• [TASK DESCRIPTION]
Rewrite all of the records with every occurrence of "series-label" replaced by "curve-label", changing nothing else. Leave the pictures out of your answer.

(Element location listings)

:::::

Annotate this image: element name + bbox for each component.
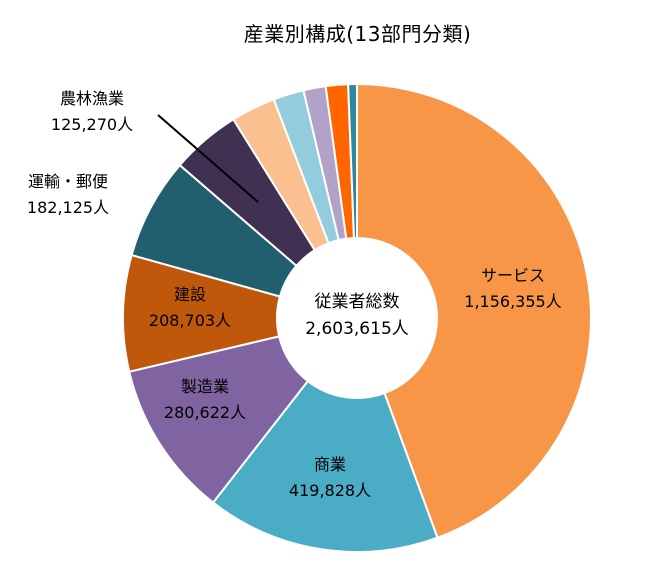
- center-label: 従業者総数: [315, 292, 400, 312]
- slice-value-3: 208,703人: [149, 311, 231, 330]
- slice-value-5: 125,270人: [51, 115, 133, 134]
- donut-hole: [277, 238, 437, 398]
- slice-value-0: 1,156,355人: [464, 292, 561, 311]
- slice-label-1: 商業: [314, 455, 346, 474]
- slice-label-0: サービス: [481, 266, 545, 285]
- slice-value-1: 419,828人: [289, 481, 371, 500]
- slice-label-5: 農林漁業: [60, 89, 124, 108]
- slice-value-2: 280,622人: [164, 403, 246, 422]
- slice-label-3: 建設: [174, 285, 206, 304]
- agriculture-leader-line: [157, 114, 259, 203]
- chart-title: 産業別構成(13部門分類): [243, 22, 472, 46]
- slice-label-4: 運輸・郵便: [28, 172, 108, 191]
- slice-label-2: 製造業: [181, 377, 229, 396]
- center-value: 2,603,615人: [305, 319, 409, 339]
- slice-value-4: 182,125人: [27, 198, 109, 217]
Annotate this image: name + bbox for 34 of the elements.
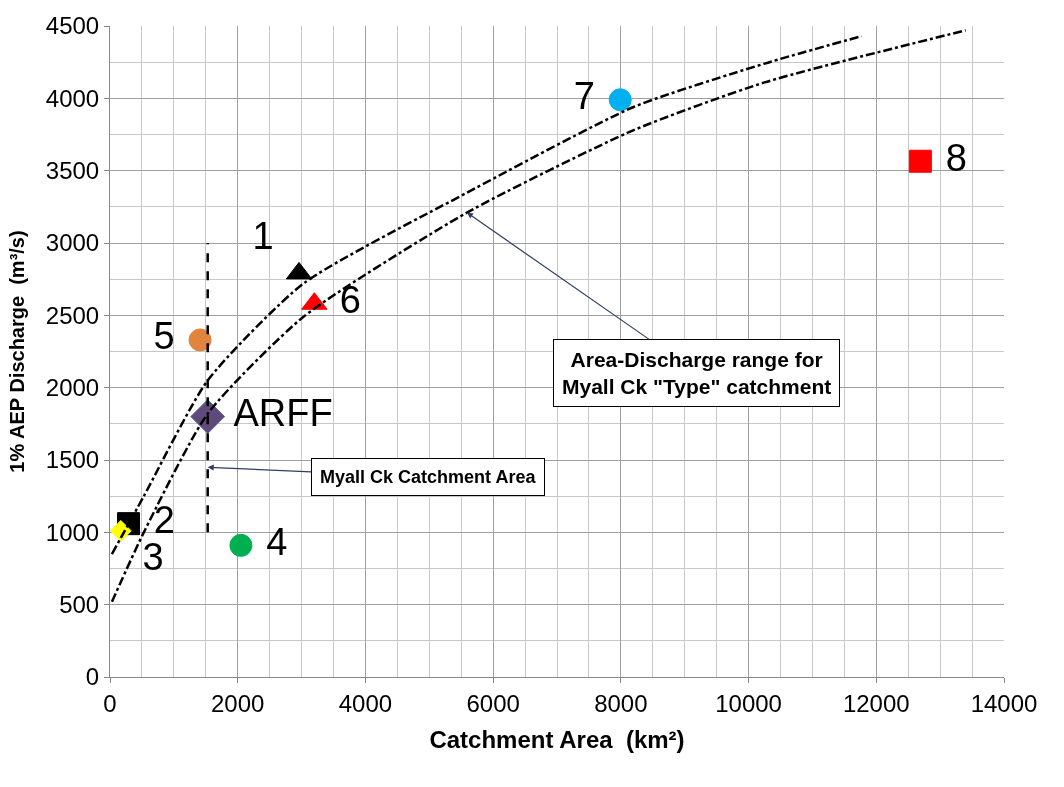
y-tick-label: 3000 bbox=[45, 229, 100, 257]
series-label: 7 bbox=[563, 75, 606, 118]
y-tick-label: 2000 bbox=[45, 374, 100, 402]
x-tick-label: 0 bbox=[103, 689, 117, 717]
line-series bbox=[110, 29, 967, 604]
point bbox=[608, 88, 632, 112]
y-tick-label: 1500 bbox=[45, 446, 100, 474]
y-tick-label: 4500 bbox=[45, 12, 100, 40]
point bbox=[188, 328, 212, 352]
series-label: 6 bbox=[329, 279, 372, 322]
point bbox=[908, 149, 932, 173]
x-tick-label: 12000 bbox=[842, 689, 910, 717]
x-tick-label: 10000 bbox=[715, 689, 782, 717]
annotation: Area-Discharge range for Myall Ck "Type" catchment bbox=[562, 348, 832, 399]
series-label: ARFF bbox=[224, 392, 344, 435]
x-tick-label: 6000 bbox=[466, 689, 520, 717]
series-label: 5 bbox=[143, 315, 186, 358]
y-tick-label: 4000 bbox=[45, 84, 100, 112]
series-label: 4 bbox=[255, 520, 298, 563]
x-axis-title: Catchment Area (km²) bbox=[429, 726, 685, 754]
y-tick-label: 1000 bbox=[45, 518, 100, 546]
x-tick-label: 8000 bbox=[594, 689, 648, 717]
y-tick-label: 2500 bbox=[45, 301, 100, 329]
series-label: 1 bbox=[242, 215, 285, 258]
series-label: 8 bbox=[935, 136, 978, 179]
y-tick-label: 0 bbox=[85, 663, 100, 691]
y-tick-label: 500 bbox=[59, 591, 100, 619]
x-tick-label: 4000 bbox=[338, 689, 393, 717]
point bbox=[229, 533, 253, 557]
annotation: Myall Ck Catchment Area bbox=[320, 467, 537, 487]
x-tick-label: 14000 bbox=[970, 689, 1038, 717]
y-axis-title: 1% AEP Discharge (m³/s) bbox=[6, 230, 29, 473]
x-tick-label: 2000 bbox=[211, 689, 265, 717]
y-tick-label: 3500 bbox=[45, 157, 100, 185]
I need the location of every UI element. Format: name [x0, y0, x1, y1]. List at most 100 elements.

:::::

• [TASK RESULT]
Annotate this image: element name + bbox for each component.
- center-label: 従業者総数: [315, 292, 400, 312]
- slice-value-3: 208,703人: [149, 311, 231, 330]
- slice-value-5: 125,270人: [51, 115, 133, 134]
- donut-hole: [277, 238, 437, 398]
- slice-value-0: 1,156,355人: [464, 292, 561, 311]
- slice-label-1: 商業: [314, 455, 346, 474]
- slice-label-0: サービス: [481, 266, 545, 285]
- slice-value-1: 419,828人: [289, 481, 371, 500]
- slice-label-5: 農林漁業: [60, 89, 124, 108]
- slice-value-2: 280,622人: [164, 403, 246, 422]
- slice-label-3: 建設: [174, 285, 206, 304]
- agriculture-leader-line: [157, 114, 259, 203]
- chart-title: 産業別構成(13部門分類): [243, 22, 472, 46]
- slice-label-4: 運輸・郵便: [28, 172, 108, 191]
- slice-label-2: 製造業: [181, 377, 229, 396]
- center-value: 2,603,615人: [305, 319, 409, 339]
- slice-value-4: 182,125人: [27, 198, 109, 217]
Annotate this image: name + bbox for 34 of the elements.
y-tick-label: 3000 bbox=[45, 229, 100, 257]
curve-label: 7 bbox=[563, 75, 606, 118]
y-tick-label: 2000 bbox=[45, 374, 100, 402]
x-tick-label: 0 bbox=[103, 689, 117, 717]
line-series bbox=[110, 29, 967, 604]
point bbox=[608, 88, 632, 112]
y-tick-label: 1500 bbox=[45, 446, 100, 474]
y-tick-label: 4500 bbox=[45, 12, 100, 40]
point bbox=[188, 328, 212, 352]
curve-label: 6 bbox=[329, 279, 372, 322]
point bbox=[908, 149, 932, 173]
x-tick-label: 12000 bbox=[842, 689, 910, 717]
x-tick-label: 10000 bbox=[715, 689, 782, 717]
annotation: Area-Discharge range for Myall Ck "Type" catchment bbox=[562, 348, 832, 399]
curve-label: ARFF bbox=[224, 392, 344, 435]
x-tick-label: 6000 bbox=[466, 689, 520, 717]
curve-label: 5 bbox=[143, 315, 186, 358]
y-tick-label: 4000 bbox=[45, 84, 100, 112]
curve-label: 4 bbox=[255, 520, 298, 563]
x-axis-title: Catchment Area (km²) bbox=[429, 726, 685, 754]
y-tick-label: 1000 bbox=[45, 518, 100, 546]
x-tick-label: 8000 bbox=[594, 689, 648, 717]
y-tick-label: 2500 bbox=[45, 301, 100, 329]
curve-label: 1 bbox=[242, 215, 285, 258]
curve-label: 8 bbox=[935, 136, 978, 179]
y-tick-label: 0 bbox=[85, 663, 100, 691]
y-tick-label: 500 bbox=[59, 591, 100, 619]
x-tick-label: 4000 bbox=[338, 689, 393, 717]
point bbox=[229, 533, 253, 557]
annotation: Myall Ck Catchment Area bbox=[320, 467, 537, 487]
x-tick-label: 14000 bbox=[970, 689, 1038, 717]
y-axis-title: 1% AEP Discharge (m³/s) bbox=[6, 230, 29, 473]
x-tick-label: 2000 bbox=[211, 689, 265, 717]
y-tick-label: 3500 bbox=[45, 157, 100, 185]
I need the location of every UI element. Format: name [x0, y0, x1, y1]. List at most 100 elements.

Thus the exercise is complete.